Document excerpt:
%%
A second strategy abandons the battery-like setup and simply immerses a light-absorbing semiconductor into water. The semiconductor absorbs sunlight and generates electrical charges fed to catalytic metals on the semiconductor’s surface, splitting water molecules.
The trouble is that the resulting hydrogen and oxygen are generated right next to each other where they can readily react with one another, reforming water. This has limited the efficiency of these photocatalytic water splitters to only 3% of the solar energy converted to hydrogen. Enlarging the semiconductor to conventional solar panel size could help by dispersing the catalyst more widely. However, water-splitting-capable semiconductors are far more expensive than solar PV panels, making this option too expensive.
Recently, as reported in the journal Nature, University of Michigan Ann Arbor chemist Zetian Mi and colleagues have developed a strategy to achieve a high solar to hydrogen efficiency of 9.2% , using pure water, concentrated solar light and an indium gallium nitride photocatalyst. The success of this strategy derives from simultaneously promoting hydrogen-oxygen production and inhibiting water recombination, by operating at an optimal reaction temperature of 70ºC , which is achieved by harvesting the otherwise wasted infrared component of solar radiation. This temperature-dependent strategy also leads to an solar to hydrogen efficiency of 7 % from widely available ordinary tap water and 6.2% from sea water in a large-scale photocatalytic water-splitting system energized by natural solar light.
%%
Problem 1: Turn every line of the records into a numbered list, skipping blank lines and leaving out the pictures.

Supplied records:
%%
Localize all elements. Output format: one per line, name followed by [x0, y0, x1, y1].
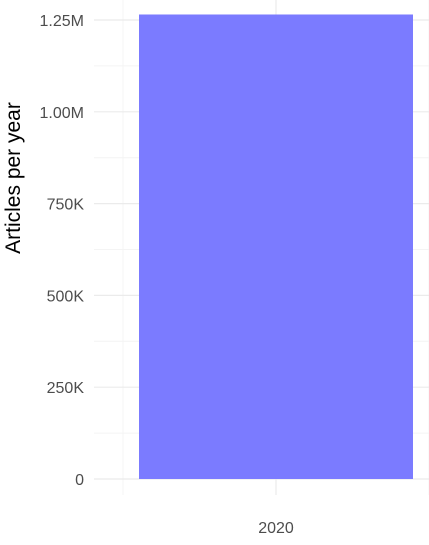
y-axis-title: Articles per year: [2, 102, 25, 254]
y-axis-ticks: 0 250K 500K 750K 1.00M 1.25M: [40, 13, 85, 489]
y-tick-label: 1.00M: [40, 105, 84, 122]
x-tick-label: 2020: [258, 520, 294, 537]
x-axis-ticks: 2020: [258, 520, 294, 537]
bar-layer: [139, 14, 413, 479]
y-tick-label: 1.25M: [40, 13, 84, 30]
y-tick-label: 750K: [47, 197, 85, 214]
bar-2020: [139, 14, 413, 479]
y-tick-label: 0: [75, 472, 84, 489]
y-tick-label: 250K: [47, 380, 85, 397]
y-tick-label: 500K: [47, 288, 85, 305]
%%
Problem 2: Pick up the text on solar water splitting after its last sentence and keep writing it.

Response 1:
1. Localize all elements. Output format: one per line, name followed by [x0, y0, x1, y1].
2. y-axis-title: Articles per year: [2, 102, 25, 254]
3. y-axis-ticks: 0 250K 500K 750K 1.00M 1.25M: [40, 13, 85, 489]
4. y-tick-label: 1.00M: [40, 105, 84, 122]
5. x-tick-label: 2020: [258, 520, 294, 537]
6. x-axis-ticks: 2020: [258, 520, 294, 537]
7. bar-layer: [139, 14, 413, 479]
8. y-tick-label: 1.25M: [40, 13, 84, 30]
9. y-tick-label: 750K: [47, 197, 85, 214]
10. bar-2020: [139, 14, 413, 479]
11. y-tick-label: 0: [75, 472, 84, 489]
12. y-tick-label: 250K: [47, 380, 85, 397]
13. y-tick-label: 500K: [47, 288, 85, 305]

Response 2:
Mi’s team achieved these results by placing a lens about the size of a typical house window above their photocatalytic equipment. The lens focuses the incident sunlight onto an area 99% smaller, allowing the team to reduce the size and cost of the water-splitting semiconductor. The electrical charges generated in the semiconductor by the more intense sunlight are passed to nano-sized metal catalysts spread out on top, which carry out the water-splitting reactions. The latest modifications to the Mi team’s device permit the use of not only the visible and ultraviolet photons to split water. The less energetic infrared photons produce and maintain the operating temperature.
The Mi team has developed a practical approach to produce hydrogen fuel efficiently from natural solar light and water. Overcoming the efficiency bottleneck of solar hydrogen production “is quite an accomplishment,” according to University of California Berkeley chemist Peidong Yang, whose team helped pioneer photocatalytic water splitting 20 years ago but who was not involved with the current work.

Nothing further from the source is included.